[To be done]
All records must be quoted exactly. Omit the pictures.

[Input records]
<<<<

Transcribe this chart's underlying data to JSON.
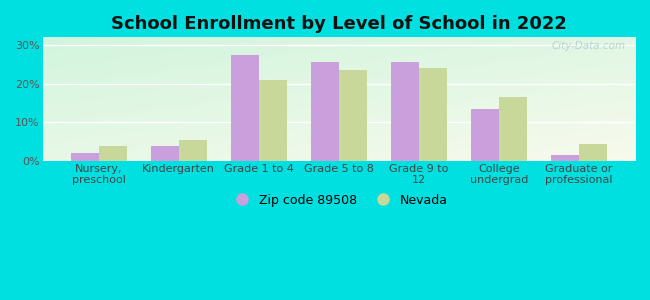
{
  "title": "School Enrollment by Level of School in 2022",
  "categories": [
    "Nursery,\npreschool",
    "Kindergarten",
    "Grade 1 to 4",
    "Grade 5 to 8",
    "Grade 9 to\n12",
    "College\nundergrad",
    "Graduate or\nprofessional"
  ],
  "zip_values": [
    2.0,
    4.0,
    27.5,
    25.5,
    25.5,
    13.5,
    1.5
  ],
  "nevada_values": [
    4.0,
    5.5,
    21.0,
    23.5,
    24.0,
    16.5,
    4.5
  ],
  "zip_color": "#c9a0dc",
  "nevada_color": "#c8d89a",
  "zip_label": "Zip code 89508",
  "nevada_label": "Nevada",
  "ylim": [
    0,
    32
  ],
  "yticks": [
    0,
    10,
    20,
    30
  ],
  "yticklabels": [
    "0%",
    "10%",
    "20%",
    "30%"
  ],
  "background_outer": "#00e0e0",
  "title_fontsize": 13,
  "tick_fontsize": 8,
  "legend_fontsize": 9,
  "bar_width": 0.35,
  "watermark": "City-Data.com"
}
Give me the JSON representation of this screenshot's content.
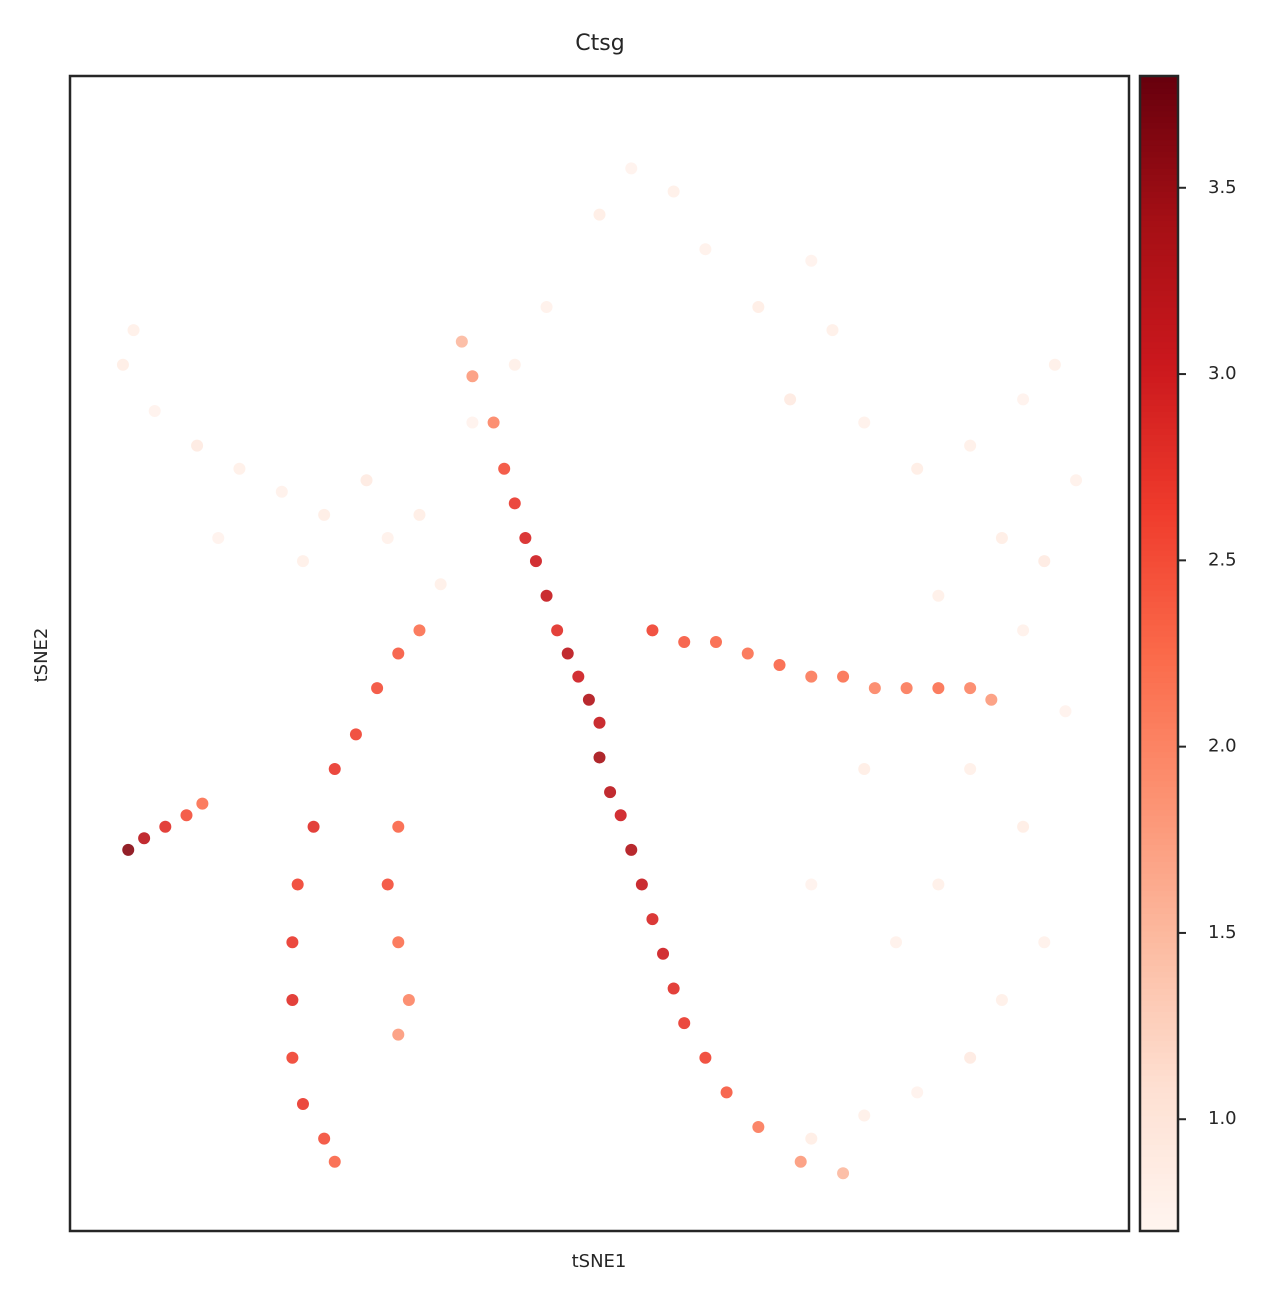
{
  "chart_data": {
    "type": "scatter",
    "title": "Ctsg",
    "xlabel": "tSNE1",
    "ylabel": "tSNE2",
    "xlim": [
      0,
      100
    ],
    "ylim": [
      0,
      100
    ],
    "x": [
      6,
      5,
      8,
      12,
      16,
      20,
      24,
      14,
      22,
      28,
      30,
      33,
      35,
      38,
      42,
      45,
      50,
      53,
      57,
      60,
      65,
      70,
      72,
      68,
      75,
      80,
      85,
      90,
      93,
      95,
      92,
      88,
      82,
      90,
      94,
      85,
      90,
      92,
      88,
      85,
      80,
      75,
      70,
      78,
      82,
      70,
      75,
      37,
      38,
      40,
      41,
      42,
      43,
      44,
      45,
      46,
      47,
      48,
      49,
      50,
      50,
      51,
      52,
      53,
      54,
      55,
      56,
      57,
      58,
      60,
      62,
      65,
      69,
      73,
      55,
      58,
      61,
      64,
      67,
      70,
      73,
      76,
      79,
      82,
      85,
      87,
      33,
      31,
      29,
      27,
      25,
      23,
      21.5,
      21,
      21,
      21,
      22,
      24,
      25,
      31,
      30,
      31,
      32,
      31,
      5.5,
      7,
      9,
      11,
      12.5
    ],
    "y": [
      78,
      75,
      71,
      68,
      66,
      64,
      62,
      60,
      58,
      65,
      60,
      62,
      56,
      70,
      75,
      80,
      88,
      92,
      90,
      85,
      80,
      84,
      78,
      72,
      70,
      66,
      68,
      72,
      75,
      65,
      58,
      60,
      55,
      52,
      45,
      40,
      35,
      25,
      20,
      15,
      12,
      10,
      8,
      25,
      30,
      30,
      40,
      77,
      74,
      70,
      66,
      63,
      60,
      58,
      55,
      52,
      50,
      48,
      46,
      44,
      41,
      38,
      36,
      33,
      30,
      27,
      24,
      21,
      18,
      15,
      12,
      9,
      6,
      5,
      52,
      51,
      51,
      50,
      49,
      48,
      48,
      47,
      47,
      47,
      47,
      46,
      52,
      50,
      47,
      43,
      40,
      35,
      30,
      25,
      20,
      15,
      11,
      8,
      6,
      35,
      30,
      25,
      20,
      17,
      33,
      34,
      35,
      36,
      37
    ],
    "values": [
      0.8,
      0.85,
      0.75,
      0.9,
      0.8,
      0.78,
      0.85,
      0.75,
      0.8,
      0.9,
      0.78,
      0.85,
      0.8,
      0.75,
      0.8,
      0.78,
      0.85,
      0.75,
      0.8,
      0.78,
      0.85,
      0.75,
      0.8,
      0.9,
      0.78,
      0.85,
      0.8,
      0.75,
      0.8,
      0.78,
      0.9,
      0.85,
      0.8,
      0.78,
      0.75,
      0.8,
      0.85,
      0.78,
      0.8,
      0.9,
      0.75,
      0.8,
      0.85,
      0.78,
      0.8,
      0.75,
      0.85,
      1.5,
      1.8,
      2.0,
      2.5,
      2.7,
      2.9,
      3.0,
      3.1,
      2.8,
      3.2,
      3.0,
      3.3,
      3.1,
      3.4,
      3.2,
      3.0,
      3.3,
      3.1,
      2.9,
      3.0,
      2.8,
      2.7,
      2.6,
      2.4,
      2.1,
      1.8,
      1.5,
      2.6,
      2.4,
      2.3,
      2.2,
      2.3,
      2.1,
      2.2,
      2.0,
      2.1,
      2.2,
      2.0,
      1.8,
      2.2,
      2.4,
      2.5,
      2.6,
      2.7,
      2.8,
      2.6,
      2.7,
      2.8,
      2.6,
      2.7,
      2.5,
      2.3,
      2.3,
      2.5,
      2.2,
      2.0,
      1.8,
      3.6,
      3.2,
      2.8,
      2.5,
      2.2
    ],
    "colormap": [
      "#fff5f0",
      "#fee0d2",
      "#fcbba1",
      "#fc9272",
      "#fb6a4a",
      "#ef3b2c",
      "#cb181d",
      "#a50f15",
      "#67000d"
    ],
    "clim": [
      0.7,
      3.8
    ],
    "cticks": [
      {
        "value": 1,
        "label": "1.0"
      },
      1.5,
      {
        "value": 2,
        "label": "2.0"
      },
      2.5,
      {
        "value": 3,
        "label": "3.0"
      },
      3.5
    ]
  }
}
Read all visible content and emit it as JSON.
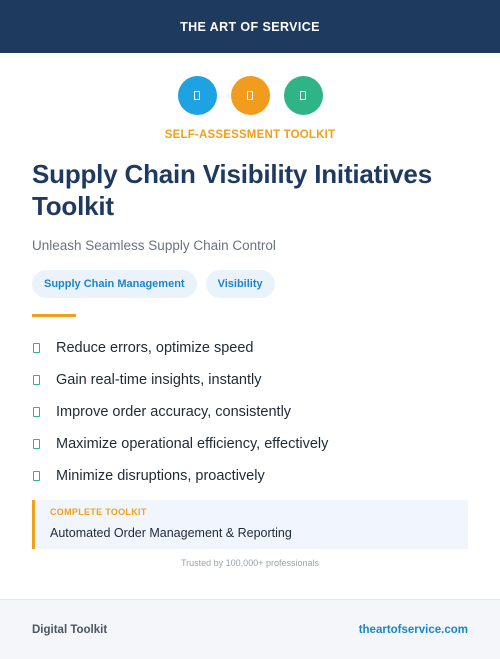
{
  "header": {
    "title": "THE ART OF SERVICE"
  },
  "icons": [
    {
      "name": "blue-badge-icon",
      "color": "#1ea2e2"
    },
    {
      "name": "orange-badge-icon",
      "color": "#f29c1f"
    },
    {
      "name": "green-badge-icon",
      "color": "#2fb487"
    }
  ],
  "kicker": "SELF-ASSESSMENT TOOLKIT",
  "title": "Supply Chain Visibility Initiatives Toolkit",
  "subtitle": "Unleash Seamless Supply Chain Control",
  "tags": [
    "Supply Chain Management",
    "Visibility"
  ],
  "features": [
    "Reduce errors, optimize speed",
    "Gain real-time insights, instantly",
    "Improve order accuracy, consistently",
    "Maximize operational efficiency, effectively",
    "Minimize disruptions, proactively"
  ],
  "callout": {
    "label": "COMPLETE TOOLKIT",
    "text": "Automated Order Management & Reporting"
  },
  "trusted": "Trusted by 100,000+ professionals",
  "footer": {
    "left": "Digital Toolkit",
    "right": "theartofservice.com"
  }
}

>>>>

[Answer to the task]
Transcribe this chart's underlying data to JSON.
{
  "title": "School Enrollment by Level of School in 2022",
  "categories": [
    "Nursery,\npreschool",
    "Kindergarten",
    "Grade 1 to 4",
    "Grade 5 to 8",
    "Grade 9 to\n12",
    "College\nundergrad",
    "Graduate or\nprofessional"
  ],
  "zip_values": [
    2.0,
    4.0,
    27.5,
    25.5,
    25.5,
    13.5,
    1.5
  ],
  "nevada_values": [
    4.0,
    5.5,
    21.0,
    23.5,
    24.0,
    16.5,
    4.5
  ],
  "zip_color": "#c9a0dc",
  "nevada_color": "#c8d89a",
  "zip_label": "Zip code 89508",
  "nevada_label": "Nevada",
  "ylim": [
    0,
    32
  ],
  "yticks": [
    0,
    10,
    20,
    30
  ],
  "yticklabels": [
    "0%",
    "10%",
    "20%",
    "30%"
  ],
  "background_outer": "#00e0e0",
  "title_fontsize": 13,
  "tick_fontsize": 8,
  "legend_fontsize": 9,
  "bar_width": 0.35,
  "watermark": "City-Data.com"
}
Give me the JSON representation of this screenshot's content.
{
  "chart_data": {
    "type": "scatter",
    "title": "Ctsg",
    "xlabel": "tSNE1",
    "ylabel": "tSNE2",
    "xlim": [
      0,
      100
    ],
    "ylim": [
      0,
      100
    ],
    "x": [
      6,
      5,
      8,
      12,
      16,
      20,
      24,
      14,
      22,
      28,
      30,
      33,
      35,
      38,
      42,
      45,
      50,
      53,
      57,
      60,
      65,
      70,
      72,
      68,
      75,
      80,
      85,
      90,
      93,
      95,
      92,
      88,
      82,
      90,
      94,
      85,
      90,
      92,
      88,
      85,
      80,
      75,
      70,
      78,
      82,
      70,
      75,
      37,
      38,
      40,
      41,
      42,
      43,
      44,
      45,
      46,
      47,
      48,
      49,
      50,
      50,
      51,
      52,
      53,
      54,
      55,
      56,
      57,
      58,
      60,
      62,
      65,
      69,
      73,
      55,
      58,
      61,
      64,
      67,
      70,
      73,
      76,
      79,
      82,
      85,
      87,
      33,
      31,
      29,
      27,
      25,
      23,
      21.5,
      21,
      21,
      21,
      22,
      24,
      25,
      31,
      30,
      31,
      32,
      31,
      5.5,
      7,
      9,
      11,
      12.5
    ],
    "y": [
      78,
      75,
      71,
      68,
      66,
      64,
      62,
      60,
      58,
      65,
      60,
      62,
      56,
      70,
      75,
      80,
      88,
      92,
      90,
      85,
      80,
      84,
      78,
      72,
      70,
      66,
      68,
      72,
      75,
      65,
      58,
      60,
      55,
      52,
      45,
      40,
      35,
      25,
      20,
      15,
      12,
      10,
      8,
      25,
      30,
      30,
      40,
      77,
      74,
      70,
      66,
      63,
      60,
      58,
      55,
      52,
      50,
      48,
      46,
      44,
      41,
      38,
      36,
      33,
      30,
      27,
      24,
      21,
      18,
      15,
      12,
      9,
      6,
      5,
      52,
      51,
      51,
      50,
      49,
      48,
      48,
      47,
      47,
      47,
      47,
      46,
      52,
      50,
      47,
      43,
      40,
      35,
      30,
      25,
      20,
      15,
      11,
      8,
      6,
      35,
      30,
      25,
      20,
      17,
      33,
      34,
      35,
      36,
      37
    ],
    "values": [
      0.8,
      0.85,
      0.75,
      0.9,
      0.8,
      0.78,
      0.85,
      0.75,
      0.8,
      0.9,
      0.78,
      0.85,
      0.8,
      0.75,
      0.8,
      0.78,
      0.85,
      0.75,
      0.8,
      0.78,
      0.85,
      0.75,
      0.8,
      0.9,
      0.78,
      0.85,
      0.8,
      0.75,
      0.8,
      0.78,
      0.9,
      0.85,
      0.8,
      0.78,
      0.75,
      0.8,
      0.85,
      0.78,
      0.8,
      0.9,
      0.75,
      0.8,
      0.85,
      0.78,
      0.8,
      0.75,
      0.85,
      1.5,
      1.8,
      2.0,
      2.5,
      2.7,
      2.9,
      3.0,
      3.1,
      2.8,
      3.2,
      3.0,
      3.3,
      3.1,
      3.4,
      3.2,
      3.0,
      3.3,
      3.1,
      2.9,
      3.0,
      2.8,
      2.7,
      2.6,
      2.4,
      2.1,
      1.8,
      1.5,
      2.6,
      2.4,
      2.3,
      2.2,
      2.3,
      2.1,
      2.2,
      2.0,
      2.1,
      2.2,
      2.0,
      1.8,
      2.2,
      2.4,
      2.5,
      2.6,
      2.7,
      2.8,
      2.6,
      2.7,
      2.8,
      2.6,
      2.7,
      2.5,
      2.3,
      2.3,
      2.5,
      2.2,
      2.0,
      1.8,
      3.6,
      3.2,
      2.8,
      2.5,
      2.2
    ],
    "colormap": [
      "#fff5f0",
      "#fee0d2",
      "#fcbba1",
      "#fc9272",
      "#fb6a4a",
      "#ef3b2c",
      "#cb181d",
      "#a50f15",
      "#67000d"
    ],
    "clim": [
      0.7,
      3.8
    ],
    "cticks": [
      {
        "value": 1,
        "label": "1.0"
      },
      1.5,
      {
        "value": 2,
        "label": "2.0"
      },
      2.5,
      {
        "value": 3,
        "label": "3.0"
      },
      3.5
    ]
  }
}
Read all visible content and emit it as JSON.
{
  "header": {
    "title": "THE ART OF SERVICE"
  },
  "icons": [
    {
      "name": "blue-badge-icon",
      "color": "#1ea2e2"
    },
    {
      "name": "orange-badge-icon",
      "color": "#f29c1f"
    },
    {
      "name": "green-badge-icon",
      "color": "#2fb487"
    }
  ],
  "kicker": "SELF-ASSESSMENT TOOLKIT",
  "title": "Supply Chain Visibility Initiatives Toolkit",
  "subtitle": "Unleash Seamless Supply Chain Control",
  "tags": [
    "Supply Chain Management",
    "Visibility"
  ],
  "features": [
    "Reduce errors, optimize speed",
    "Gain real-time insights, instantly",
    "Improve order accuracy, consistently",
    "Maximize operational efficiency, effectively",
    "Minimize disruptions, proactively"
  ],
  "callout": {
    "label": "COMPLETE TOOLKIT",
    "text": "Automated Order Management & Reporting"
  },
  "trusted": "Trusted by 100,000+ professionals",
  "footer": {
    "left": "Digital Toolkit",
    "right": "theartofservice.com"
  }
}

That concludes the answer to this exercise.